§ Task details: From the entries below, extract every line that includes the word "Templates".

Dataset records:
****************
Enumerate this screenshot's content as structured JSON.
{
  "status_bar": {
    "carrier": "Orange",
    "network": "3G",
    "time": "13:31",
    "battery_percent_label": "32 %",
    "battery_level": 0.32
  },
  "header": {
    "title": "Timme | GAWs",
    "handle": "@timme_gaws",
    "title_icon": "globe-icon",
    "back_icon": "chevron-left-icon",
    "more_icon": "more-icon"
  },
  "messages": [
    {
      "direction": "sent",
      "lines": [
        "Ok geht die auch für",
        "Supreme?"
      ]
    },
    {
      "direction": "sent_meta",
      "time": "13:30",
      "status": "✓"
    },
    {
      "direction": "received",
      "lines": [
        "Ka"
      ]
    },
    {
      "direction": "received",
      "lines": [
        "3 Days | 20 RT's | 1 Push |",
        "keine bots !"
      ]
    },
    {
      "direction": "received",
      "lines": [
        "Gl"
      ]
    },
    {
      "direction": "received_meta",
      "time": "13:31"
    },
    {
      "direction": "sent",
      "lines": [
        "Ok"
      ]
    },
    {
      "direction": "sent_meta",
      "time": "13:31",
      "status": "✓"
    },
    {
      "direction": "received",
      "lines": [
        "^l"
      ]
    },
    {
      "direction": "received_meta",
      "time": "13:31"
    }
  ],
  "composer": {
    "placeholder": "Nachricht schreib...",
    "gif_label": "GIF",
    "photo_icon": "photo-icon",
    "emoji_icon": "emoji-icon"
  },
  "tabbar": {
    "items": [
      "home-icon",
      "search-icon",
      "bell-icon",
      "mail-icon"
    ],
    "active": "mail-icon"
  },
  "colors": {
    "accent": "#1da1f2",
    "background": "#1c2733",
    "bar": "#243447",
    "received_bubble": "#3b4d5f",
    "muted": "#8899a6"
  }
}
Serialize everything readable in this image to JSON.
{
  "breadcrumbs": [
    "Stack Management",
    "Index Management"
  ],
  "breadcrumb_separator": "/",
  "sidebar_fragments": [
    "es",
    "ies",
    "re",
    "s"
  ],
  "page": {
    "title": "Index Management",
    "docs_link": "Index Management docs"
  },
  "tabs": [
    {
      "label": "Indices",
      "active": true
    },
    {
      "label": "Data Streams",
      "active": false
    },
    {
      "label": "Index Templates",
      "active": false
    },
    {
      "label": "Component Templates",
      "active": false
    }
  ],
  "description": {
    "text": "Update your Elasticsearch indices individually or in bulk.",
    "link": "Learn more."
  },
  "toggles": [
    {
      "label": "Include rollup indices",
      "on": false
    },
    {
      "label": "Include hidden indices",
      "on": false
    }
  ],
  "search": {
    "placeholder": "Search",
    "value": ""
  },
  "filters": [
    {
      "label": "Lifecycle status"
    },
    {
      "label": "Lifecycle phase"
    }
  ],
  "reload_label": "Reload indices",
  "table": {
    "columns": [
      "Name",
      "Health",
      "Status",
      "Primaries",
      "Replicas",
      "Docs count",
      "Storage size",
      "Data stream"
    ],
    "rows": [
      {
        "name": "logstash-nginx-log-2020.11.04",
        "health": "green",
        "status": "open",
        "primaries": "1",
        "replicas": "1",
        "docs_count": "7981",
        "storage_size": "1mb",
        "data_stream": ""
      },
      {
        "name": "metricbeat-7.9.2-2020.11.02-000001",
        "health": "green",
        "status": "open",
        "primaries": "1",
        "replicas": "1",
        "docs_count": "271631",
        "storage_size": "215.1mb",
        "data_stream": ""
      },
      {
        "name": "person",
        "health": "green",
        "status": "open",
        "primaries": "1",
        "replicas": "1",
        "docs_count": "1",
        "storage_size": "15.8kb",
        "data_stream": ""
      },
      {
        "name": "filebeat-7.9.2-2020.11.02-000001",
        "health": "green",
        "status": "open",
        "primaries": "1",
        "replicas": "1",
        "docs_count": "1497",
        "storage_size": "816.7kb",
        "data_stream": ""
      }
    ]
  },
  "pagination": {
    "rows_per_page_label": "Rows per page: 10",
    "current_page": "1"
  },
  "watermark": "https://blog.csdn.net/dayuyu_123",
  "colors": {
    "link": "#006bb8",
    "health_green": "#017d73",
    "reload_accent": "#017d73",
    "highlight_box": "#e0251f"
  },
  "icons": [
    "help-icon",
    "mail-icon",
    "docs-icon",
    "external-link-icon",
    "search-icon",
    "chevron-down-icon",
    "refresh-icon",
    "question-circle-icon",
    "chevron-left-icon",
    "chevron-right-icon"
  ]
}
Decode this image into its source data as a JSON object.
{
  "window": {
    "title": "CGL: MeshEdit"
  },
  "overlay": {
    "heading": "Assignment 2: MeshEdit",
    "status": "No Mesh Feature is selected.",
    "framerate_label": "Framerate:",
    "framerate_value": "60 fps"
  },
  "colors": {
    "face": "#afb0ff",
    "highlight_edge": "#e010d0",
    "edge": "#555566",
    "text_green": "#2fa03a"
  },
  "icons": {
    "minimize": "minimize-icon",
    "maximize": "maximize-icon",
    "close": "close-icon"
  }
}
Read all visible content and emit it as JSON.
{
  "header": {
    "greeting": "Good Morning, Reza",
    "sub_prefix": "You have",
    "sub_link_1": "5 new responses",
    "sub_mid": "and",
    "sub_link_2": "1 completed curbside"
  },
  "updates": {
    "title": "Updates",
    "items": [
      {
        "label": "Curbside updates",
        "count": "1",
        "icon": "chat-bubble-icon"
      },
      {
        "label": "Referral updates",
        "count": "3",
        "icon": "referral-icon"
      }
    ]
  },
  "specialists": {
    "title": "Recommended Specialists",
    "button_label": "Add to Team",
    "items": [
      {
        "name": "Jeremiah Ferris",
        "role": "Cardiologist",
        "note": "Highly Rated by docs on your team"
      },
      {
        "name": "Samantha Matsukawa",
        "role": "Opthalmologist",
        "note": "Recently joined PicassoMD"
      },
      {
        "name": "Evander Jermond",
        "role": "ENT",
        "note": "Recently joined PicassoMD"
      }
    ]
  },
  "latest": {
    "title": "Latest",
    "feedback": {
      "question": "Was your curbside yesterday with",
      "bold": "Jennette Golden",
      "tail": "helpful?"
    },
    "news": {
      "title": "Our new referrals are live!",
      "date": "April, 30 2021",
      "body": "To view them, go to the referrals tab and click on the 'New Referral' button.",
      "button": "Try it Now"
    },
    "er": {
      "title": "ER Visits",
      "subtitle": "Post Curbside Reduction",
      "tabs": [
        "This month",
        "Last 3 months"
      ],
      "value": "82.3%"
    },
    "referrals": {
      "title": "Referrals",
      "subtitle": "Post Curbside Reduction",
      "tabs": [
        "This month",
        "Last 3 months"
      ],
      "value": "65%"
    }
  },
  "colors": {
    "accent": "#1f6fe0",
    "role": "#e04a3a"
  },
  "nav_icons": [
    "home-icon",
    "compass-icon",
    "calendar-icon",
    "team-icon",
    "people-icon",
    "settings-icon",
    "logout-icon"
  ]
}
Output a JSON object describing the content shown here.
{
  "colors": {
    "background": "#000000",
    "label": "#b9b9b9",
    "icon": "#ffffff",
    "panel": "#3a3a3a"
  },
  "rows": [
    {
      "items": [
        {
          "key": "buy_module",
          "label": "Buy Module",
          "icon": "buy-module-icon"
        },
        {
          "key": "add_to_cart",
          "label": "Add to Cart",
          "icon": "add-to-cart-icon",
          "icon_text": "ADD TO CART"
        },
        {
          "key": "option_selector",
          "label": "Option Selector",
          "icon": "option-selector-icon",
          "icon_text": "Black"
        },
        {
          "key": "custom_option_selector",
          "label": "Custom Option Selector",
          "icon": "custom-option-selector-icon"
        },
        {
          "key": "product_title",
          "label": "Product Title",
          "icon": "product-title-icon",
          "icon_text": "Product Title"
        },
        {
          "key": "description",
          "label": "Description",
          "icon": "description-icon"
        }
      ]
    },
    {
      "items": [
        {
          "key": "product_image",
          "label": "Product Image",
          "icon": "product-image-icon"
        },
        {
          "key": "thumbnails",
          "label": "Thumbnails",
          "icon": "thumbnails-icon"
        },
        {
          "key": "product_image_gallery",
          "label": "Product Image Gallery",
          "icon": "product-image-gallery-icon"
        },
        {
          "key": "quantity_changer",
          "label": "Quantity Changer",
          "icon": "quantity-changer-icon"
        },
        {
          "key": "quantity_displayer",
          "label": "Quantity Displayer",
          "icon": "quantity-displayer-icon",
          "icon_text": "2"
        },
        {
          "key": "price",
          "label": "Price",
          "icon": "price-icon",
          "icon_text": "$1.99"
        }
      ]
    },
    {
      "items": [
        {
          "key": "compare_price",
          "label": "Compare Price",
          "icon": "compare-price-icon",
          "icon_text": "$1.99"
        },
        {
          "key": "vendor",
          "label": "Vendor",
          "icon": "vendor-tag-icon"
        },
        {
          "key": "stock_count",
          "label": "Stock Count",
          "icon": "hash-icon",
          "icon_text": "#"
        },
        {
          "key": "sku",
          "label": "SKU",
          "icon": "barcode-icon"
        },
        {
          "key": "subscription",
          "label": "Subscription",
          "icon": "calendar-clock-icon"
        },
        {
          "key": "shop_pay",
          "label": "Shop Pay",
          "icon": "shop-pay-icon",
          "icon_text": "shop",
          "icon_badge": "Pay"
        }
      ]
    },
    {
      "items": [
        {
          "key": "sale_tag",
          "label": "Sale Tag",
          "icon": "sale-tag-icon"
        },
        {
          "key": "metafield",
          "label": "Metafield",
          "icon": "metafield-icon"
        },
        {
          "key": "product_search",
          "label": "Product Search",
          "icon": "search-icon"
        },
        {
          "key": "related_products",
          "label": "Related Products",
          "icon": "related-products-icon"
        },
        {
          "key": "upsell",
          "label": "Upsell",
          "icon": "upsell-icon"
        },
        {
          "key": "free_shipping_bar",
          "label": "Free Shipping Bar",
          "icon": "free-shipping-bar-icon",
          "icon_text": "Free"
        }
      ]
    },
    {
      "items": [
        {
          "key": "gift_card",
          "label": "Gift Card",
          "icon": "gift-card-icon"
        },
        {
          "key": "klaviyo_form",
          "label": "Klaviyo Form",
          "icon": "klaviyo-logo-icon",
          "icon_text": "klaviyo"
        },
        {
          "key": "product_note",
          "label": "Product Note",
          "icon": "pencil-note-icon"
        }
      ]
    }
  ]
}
****************
§ Response to the exercise:
      "label": "Index Templates",
      "label": "Component Templates",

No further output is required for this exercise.